### Short exercise
Format as a Markdown table the part of the items that opens with the first line and closes with the line containing "volume-down-bar [935, 224, 1040, 236]", with columns headed n and Line giving the row number and the line; omit blank lines.

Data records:
****************************************

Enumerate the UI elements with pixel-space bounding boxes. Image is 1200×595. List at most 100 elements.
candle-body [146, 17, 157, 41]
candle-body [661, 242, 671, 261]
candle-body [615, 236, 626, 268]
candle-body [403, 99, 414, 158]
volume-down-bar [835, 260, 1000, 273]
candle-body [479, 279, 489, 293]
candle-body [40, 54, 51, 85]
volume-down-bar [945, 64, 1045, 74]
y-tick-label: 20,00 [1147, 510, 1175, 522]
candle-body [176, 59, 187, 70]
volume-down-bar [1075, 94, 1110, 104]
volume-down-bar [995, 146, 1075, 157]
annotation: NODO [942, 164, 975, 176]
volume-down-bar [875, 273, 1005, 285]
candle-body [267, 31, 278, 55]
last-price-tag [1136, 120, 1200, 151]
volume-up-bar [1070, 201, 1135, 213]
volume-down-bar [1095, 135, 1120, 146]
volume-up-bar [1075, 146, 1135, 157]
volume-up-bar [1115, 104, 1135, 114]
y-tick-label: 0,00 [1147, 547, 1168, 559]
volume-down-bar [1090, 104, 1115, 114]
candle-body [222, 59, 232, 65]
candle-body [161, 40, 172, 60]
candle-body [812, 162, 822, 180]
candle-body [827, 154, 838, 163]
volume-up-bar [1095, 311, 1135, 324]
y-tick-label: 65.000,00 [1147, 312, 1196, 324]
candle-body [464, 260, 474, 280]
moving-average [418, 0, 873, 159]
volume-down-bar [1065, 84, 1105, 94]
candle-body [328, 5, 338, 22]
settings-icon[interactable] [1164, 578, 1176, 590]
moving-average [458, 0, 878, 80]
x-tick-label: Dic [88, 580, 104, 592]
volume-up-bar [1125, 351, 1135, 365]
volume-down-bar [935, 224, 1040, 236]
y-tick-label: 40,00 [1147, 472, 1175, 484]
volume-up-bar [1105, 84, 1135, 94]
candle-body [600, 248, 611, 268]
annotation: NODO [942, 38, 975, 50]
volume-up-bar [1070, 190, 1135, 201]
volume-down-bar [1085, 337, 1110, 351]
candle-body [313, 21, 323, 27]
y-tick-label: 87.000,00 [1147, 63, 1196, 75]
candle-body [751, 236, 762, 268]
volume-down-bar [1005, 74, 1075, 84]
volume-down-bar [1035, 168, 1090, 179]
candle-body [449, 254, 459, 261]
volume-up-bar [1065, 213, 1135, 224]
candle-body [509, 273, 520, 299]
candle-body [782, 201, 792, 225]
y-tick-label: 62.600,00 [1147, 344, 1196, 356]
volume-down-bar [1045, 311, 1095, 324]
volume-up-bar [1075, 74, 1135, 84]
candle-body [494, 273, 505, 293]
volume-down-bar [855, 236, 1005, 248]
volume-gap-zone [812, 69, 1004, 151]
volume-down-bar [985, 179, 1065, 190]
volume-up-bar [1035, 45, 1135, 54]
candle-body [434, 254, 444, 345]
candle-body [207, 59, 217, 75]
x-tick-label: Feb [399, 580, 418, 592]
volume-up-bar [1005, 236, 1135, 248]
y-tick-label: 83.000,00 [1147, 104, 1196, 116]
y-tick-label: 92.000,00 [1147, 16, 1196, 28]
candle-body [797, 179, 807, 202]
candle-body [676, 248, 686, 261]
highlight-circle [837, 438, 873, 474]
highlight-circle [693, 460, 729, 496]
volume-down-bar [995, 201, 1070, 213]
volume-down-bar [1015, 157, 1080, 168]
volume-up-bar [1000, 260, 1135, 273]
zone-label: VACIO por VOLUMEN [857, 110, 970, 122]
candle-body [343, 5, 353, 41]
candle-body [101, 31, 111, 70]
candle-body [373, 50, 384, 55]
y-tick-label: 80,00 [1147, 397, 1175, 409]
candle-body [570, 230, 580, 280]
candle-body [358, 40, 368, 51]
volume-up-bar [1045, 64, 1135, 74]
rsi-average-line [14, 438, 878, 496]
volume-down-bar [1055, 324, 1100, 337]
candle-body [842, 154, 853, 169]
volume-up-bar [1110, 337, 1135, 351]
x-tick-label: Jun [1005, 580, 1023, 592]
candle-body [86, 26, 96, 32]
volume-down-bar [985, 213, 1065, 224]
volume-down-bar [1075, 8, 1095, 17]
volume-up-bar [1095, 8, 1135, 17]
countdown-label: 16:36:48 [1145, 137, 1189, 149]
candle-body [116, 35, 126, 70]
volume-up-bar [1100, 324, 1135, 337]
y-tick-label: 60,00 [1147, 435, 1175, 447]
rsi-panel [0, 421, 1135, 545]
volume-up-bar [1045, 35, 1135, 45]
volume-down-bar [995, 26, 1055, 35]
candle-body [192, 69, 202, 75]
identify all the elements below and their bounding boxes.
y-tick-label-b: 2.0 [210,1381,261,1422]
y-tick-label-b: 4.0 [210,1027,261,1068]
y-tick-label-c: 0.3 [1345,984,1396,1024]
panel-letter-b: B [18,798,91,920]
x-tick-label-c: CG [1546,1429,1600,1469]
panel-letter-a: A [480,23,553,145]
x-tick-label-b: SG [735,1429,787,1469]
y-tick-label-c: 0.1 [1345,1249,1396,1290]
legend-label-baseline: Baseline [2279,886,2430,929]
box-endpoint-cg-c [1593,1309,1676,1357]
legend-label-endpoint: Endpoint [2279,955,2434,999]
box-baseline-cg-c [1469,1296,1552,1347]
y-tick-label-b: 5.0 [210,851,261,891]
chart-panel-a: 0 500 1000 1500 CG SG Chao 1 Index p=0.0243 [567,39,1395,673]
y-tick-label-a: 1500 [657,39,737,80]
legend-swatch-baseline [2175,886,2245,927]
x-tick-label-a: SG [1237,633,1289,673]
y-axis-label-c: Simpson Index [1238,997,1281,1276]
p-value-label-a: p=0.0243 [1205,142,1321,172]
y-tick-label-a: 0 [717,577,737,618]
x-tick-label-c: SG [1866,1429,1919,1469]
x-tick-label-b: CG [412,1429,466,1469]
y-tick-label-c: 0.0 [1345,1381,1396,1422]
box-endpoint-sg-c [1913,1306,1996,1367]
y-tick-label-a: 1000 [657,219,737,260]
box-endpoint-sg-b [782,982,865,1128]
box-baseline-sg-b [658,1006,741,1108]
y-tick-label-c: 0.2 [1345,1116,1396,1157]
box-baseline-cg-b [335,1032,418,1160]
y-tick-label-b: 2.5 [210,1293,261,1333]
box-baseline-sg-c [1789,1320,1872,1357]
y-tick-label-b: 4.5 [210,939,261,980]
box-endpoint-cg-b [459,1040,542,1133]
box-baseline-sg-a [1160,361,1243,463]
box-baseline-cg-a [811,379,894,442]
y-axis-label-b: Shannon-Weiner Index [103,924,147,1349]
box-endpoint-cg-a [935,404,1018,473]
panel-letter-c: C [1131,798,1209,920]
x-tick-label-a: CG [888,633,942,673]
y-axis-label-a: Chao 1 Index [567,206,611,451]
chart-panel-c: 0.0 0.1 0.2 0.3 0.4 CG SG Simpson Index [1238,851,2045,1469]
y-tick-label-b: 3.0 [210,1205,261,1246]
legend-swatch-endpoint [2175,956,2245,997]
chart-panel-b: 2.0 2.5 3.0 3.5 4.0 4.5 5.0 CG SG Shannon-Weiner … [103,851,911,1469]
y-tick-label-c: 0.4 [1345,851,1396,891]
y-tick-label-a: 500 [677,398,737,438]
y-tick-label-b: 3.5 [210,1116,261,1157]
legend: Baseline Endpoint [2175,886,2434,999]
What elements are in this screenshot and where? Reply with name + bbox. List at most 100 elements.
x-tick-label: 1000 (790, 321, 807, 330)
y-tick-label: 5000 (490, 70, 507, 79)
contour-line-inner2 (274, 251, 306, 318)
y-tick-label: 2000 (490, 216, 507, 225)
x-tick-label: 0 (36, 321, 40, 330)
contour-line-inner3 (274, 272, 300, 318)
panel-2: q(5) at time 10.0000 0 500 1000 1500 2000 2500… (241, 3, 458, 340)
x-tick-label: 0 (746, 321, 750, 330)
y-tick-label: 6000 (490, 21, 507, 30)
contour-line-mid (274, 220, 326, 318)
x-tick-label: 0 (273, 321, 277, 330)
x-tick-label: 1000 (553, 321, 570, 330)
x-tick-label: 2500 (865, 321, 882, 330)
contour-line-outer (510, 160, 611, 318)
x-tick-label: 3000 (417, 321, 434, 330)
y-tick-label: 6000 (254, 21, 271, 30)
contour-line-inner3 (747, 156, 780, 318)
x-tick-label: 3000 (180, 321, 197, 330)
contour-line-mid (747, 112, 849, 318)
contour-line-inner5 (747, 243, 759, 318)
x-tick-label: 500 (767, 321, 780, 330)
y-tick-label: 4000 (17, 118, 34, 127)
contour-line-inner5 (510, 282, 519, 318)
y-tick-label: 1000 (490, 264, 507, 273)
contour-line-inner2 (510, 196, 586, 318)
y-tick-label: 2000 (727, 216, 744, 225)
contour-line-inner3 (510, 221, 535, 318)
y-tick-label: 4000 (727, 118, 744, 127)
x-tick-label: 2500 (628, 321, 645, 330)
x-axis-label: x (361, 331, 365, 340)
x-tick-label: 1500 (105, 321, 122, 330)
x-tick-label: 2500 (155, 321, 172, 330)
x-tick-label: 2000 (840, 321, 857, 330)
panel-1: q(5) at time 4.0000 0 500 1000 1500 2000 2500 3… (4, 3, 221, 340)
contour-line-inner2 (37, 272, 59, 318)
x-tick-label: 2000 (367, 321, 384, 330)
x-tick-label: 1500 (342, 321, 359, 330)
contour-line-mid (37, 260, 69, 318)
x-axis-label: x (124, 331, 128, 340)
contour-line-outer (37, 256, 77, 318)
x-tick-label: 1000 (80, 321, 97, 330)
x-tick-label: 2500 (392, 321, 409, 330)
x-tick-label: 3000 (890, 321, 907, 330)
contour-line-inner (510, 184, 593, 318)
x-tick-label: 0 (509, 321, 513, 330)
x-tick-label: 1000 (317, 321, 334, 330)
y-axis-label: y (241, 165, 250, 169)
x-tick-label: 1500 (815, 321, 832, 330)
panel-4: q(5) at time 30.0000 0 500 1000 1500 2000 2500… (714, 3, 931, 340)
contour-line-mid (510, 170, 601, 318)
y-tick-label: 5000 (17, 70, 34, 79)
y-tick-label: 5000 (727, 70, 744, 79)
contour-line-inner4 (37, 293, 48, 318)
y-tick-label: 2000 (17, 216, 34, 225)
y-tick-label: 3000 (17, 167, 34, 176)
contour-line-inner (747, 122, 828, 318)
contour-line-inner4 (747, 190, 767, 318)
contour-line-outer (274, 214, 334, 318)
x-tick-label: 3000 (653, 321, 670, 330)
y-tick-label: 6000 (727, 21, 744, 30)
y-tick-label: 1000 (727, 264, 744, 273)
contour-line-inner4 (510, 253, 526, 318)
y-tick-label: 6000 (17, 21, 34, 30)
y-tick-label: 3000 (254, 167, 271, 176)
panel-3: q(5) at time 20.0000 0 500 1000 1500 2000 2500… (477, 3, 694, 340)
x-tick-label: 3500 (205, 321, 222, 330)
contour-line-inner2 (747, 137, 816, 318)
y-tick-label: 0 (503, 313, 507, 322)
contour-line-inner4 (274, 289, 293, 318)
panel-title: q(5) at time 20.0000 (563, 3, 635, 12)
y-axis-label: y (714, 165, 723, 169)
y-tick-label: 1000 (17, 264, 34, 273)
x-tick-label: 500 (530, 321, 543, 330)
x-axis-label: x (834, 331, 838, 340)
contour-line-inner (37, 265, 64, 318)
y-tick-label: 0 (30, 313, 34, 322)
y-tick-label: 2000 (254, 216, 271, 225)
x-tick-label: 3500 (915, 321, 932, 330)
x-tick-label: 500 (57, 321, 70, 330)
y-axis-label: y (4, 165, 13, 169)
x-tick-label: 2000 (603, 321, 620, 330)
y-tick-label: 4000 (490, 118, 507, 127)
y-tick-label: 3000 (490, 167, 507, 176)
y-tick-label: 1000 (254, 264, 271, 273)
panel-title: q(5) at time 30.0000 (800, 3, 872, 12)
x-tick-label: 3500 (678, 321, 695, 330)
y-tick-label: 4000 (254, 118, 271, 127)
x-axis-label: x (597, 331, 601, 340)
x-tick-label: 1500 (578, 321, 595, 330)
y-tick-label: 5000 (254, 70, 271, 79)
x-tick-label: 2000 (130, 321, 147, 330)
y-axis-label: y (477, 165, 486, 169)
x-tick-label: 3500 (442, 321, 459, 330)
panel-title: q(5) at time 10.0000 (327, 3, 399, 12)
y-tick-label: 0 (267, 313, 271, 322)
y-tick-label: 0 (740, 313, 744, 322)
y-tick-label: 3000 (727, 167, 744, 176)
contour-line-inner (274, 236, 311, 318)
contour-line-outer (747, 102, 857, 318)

****************************************

### Task response
| n | Line |
|---|---|
| 1 | Enumerate the UI elements with pixel-space bounding boxes. Image is 1200×595. List at most 100 elements. |
| 2 | candle-body [146, 17, 157, 41] |
| 3 | candle-body [661, 242, 671, 261] |
| 4 | candle-body [615, 236, 626, 268] |
| 5 | candle-body [403, 99, 414, 158] |
| 6 | volume-down-bar [835, 260, 1000, 273] |
| 7 | candle-body [479, 279, 489, 293] |
| 8 | candle-body [40, 54, 51, 85] |
| 9 | volume-down-bar [945, 64, 1045, 74] |
| 10 | y-tick-label: 20,00 [1147, 510, 1175, 522] |
| 11 | candle-body [176, 59, 187, 70] |
| 12 | volume-down-bar [1075, 94, 1110, 104] |
| 13 | volume-down-bar [995, 146, 1075, 157] |
| 14 | annotation: NODO [942, 164, 975, 176] |
| 15 | volume-down-bar [875, 273, 1005, 285] |
| 16 | candle-body [267, 31, 278, 55] |
| 17 | last-price-tag [1136, 120, 1200, 151] |
| 18 | volume-up-bar [1070, 201, 1135, 213] |
| 19 | volume-down-bar [1095, 135, 1120, 146] |
| 20 | volume-up-bar [1075, 146, 1135, 157] |
| 21 | volume-up-bar [1115, 104, 1135, 114] |
| 22 | y-tick-label: 0,00 [1147, 547, 1168, 559] |
| 23 | volume-down-bar [1090, 104, 1115, 114] |
| 24 | candle-body [222, 59, 232, 65] |
| 25 | candle-body [161, 40, 172, 60] |
| 26 | candle-body [812, 162, 822, 180] |
| 27 | candle-body [827, 154, 838, 163] |
| 28 | volume-up-bar [1095, 311, 1135, 324] |
| 29 | y-tick-label: 65.000,00 [1147, 312, 1196, 324] |
| 30 | candle-body [464, 260, 474, 280] |
| 31 | moving-average [418, 0, 873, 159] |
| 32 | volume-down-bar [1065, 84, 1105, 94] |
| 33 | candle-body [328, 5, 338, 22] |
| 34 | settings-icon[interactable] [1164, 578, 1176, 590] |
| 35 | moving-average [458, 0, 878, 80] |
| 36 | x-tick-label: Dic [88, 580, 104, 592] |
| 37 | volume-up-bar [1125, 351, 1135, 365] |
| 38 | volume-down-bar [935, 224, 1040, 236] |